(Stored data entries)
====

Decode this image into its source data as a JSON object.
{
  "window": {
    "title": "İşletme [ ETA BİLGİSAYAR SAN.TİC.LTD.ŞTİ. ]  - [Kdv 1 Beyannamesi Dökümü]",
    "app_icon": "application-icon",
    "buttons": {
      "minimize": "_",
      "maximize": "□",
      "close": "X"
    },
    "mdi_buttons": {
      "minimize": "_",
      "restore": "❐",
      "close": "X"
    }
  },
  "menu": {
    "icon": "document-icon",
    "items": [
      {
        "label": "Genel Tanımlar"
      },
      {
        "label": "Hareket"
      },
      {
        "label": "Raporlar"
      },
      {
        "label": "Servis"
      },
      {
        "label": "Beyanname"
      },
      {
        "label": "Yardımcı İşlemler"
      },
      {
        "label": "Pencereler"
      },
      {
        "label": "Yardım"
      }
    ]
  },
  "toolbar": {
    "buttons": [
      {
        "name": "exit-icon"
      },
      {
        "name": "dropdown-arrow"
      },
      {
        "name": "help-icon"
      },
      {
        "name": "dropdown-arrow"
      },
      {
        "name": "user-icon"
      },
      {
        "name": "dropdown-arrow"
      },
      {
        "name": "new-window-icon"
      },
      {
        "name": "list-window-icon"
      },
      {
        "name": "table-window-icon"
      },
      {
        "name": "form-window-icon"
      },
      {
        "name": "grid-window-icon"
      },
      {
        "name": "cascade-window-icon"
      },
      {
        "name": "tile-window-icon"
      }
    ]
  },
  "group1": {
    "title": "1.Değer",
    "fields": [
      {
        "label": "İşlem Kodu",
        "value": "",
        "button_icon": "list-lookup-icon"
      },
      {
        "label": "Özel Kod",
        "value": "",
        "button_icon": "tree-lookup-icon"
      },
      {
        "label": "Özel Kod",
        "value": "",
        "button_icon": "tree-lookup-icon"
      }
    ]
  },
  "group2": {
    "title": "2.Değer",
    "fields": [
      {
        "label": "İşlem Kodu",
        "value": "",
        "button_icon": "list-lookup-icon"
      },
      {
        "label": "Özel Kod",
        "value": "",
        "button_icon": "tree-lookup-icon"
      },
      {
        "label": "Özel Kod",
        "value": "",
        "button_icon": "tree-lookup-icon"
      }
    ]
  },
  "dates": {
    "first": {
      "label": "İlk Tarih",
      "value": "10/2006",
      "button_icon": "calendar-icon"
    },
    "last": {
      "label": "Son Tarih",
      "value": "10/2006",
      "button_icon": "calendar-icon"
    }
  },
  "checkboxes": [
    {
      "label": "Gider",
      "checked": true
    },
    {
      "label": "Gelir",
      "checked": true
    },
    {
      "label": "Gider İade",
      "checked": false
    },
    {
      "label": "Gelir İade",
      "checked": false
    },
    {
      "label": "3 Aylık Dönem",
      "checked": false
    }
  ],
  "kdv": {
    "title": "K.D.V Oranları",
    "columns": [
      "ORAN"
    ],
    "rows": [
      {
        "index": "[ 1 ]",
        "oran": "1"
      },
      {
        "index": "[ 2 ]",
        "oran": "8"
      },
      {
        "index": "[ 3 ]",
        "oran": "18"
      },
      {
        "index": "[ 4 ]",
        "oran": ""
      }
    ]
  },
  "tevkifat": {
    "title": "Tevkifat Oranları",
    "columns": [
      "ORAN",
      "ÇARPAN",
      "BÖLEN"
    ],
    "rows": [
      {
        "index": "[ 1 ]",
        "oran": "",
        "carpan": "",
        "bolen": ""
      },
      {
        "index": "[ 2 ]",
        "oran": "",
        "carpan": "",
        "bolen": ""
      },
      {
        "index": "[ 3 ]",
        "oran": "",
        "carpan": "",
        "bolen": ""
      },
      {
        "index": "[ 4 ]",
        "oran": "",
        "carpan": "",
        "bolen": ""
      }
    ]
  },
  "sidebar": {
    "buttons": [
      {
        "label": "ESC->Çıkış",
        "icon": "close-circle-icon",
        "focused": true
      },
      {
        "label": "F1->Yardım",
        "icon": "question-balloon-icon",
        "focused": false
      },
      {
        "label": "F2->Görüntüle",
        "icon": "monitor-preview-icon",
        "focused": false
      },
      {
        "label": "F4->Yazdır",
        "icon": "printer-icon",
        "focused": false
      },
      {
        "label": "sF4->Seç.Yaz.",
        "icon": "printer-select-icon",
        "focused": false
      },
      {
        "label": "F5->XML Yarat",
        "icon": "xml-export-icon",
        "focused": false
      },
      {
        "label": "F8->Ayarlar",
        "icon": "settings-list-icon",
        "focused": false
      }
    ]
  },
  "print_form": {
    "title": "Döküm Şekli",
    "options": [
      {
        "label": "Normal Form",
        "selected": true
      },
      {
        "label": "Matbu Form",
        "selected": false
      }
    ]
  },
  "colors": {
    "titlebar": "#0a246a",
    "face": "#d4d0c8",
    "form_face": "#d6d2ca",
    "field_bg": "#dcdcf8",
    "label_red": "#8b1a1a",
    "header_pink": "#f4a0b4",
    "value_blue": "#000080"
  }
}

====

▸ To do
Repeat the data precisely, reproducing every entry.

▸ Response
Decode this image into its source data as a JSON object.
{
  "window": {
    "title": "İşletme [ ETA BİLGİSAYAR SAN.TİC.LTD.ŞTİ. ]  - [Kdv 1 Beyannamesi Dökümü]",
    "app_icon": "application-icon",
    "buttons": {
      "minimize": "_",
      "maximize": "□",
      "close": "X"
    },
    "mdi_buttons": {
      "minimize": "_",
      "restore": "❐",
      "close": "X"
    }
  },
  "menu": {
    "icon": "document-icon",
    "items": [
      {
        "label": "Genel Tanımlar"
      },
      {
        "label": "Hareket"
      },
      {
        "label": "Raporlar"
      },
      {
        "label": "Servis"
      },
      {
        "label": "Beyanname"
      },
      {
        "label": "Yardımcı İşlemler"
      },
      {
        "label": "Pencereler"
      },
      {
        "label": "Yardım"
      }
    ]
  },
  "toolbar": {
    "buttons": [
      {
        "name": "exit-icon"
      },
      {
        "name": "dropdown-arrow"
      },
      {
        "name": "help-icon"
      },
      {
        "name": "dropdown-arrow"
      },
      {
        "name": "user-icon"
      },
      {
        "name": "dropdown-arrow"
      },
      {
        "name": "new-window-icon"
      },
      {
        "name": "list-window-icon"
      },
      {
        "name": "table-window-icon"
      },
      {
        "name": "form-window-icon"
      },
      {
        "name": "grid-window-icon"
      },
      {
        "name": "cascade-window-icon"
      },
      {
        "name": "tile-window-icon"
      }
    ]
  },
  "group1": {
    "title": "1.Değer",
    "fields": [
      {
        "label": "İşlem Kodu",
        "value": "",
        "button_icon": "list-lookup-icon"
      },
      {
        "label": "Özel Kod",
        "value": "",
        "button_icon": "tree-lookup-icon"
      },
      {
        "label": "Özel Kod",
        "value": "",
        "button_icon": "tree-lookup-icon"
      }
    ]
  },
  "group2": {
    "title": "2.Değer",
    "fields": [
      {
        "label": "İşlem Kodu",
        "value": "",
        "button_icon": "list-lookup-icon"
      },
      {
        "label": "Özel Kod",
        "value": "",
        "button_icon": "tree-lookup-icon"
      },
      {
        "label": "Özel Kod",
        "value": "",
        "button_icon": "tree-lookup-icon"
      }
    ]
  },
  "dates": {
    "first": {
      "label": "İlk Tarih",
      "value": "10/2006",
      "button_icon": "calendar-icon"
    },
    "last": {
      "label": "Son Tarih",
      "value": "10/2006",
      "button_icon": "calendar-icon"
    }
  },
  "checkboxes": [
    {
      "label": "Gider",
      "checked": true
    },
    {
      "label": "Gelir",
      "checked": true
    },
    {
      "label": "Gider İade",
      "checked": false
    },
    {
      "label": "Gelir İade",
      "checked": false
    },
    {
      "label": "3 Aylık Dönem",
      "checked": false
    }
  ],
  "kdv": {
    "title": "K.D.V Oranları",
    "columns": [
      "ORAN"
    ],
    "rows": [
      {
        "index": "[ 1 ]",
        "oran": "1"
      },
      {
        "index": "[ 2 ]",
        "oran": "8"
      },
      {
        "index": "[ 3 ]",
        "oran": "18"
      },
      {
        "index": "[ 4 ]",
        "oran": ""
      }
    ]
  },
  "tevkifat": {
    "title": "Tevkifat Oranları",
    "columns": [
      "ORAN",
      "ÇARPAN",
      "BÖLEN"
    ],
    "rows": [
      {
        "index": "[ 1 ]",
        "oran": "",
        "carpan": "",
        "bolen": ""
      },
      {
        "index": "[ 2 ]",
        "oran": "",
        "carpan": "",
        "bolen": ""
      },
      {
        "index": "[ 3 ]",
        "oran": "",
        "carpan": "",
        "bolen": ""
      },
      {
        "index": "[ 4 ]",
        "oran": "",
        "carpan": "",
        "bolen": ""
      }
    ]
  },
  "sidebar": {
    "buttons": [
      {
        "label": "ESC->Çıkış",
        "icon": "close-circle-icon",
        "focused": true
      },
      {
        "label": "F1->Yardım",
        "icon": "question-balloon-icon",
        "focused": false
      },
      {
        "label": "F2->Görüntüle",
        "icon": "monitor-preview-icon",
        "focused": false
      },
      {
        "label": "F4->Yazdır",
        "icon": "printer-icon",
        "focused": false
      },
      {
        "label": "sF4->Seç.Yaz.",
        "icon": "printer-select-icon",
        "focused": false
      },
      {
        "label": "F5->XML Yarat",
        "icon": "xml-export-icon",
        "focused": false
      },
      {
        "label": "F8->Ayarlar",
        "icon": "settings-list-icon",
        "focused": false
      }
    ]
  },
  "print_form": {
    "title": "Döküm Şekli",
    "options": [
      {
        "label": "Normal Form",
        "selected": true
      },
      {
        "label": "Matbu Form",
        "selected": false
      }
    ]
  },
  "colors": {
    "titlebar": "#0a246a",
    "face": "#d4d0c8",
    "form_face": "#d6d2ca",
    "field_bg": "#dcdcf8",
    "label_red": "#8b1a1a",
    "header_pink": "#f4a0b4",
    "value_blue": "#000080"
  }
}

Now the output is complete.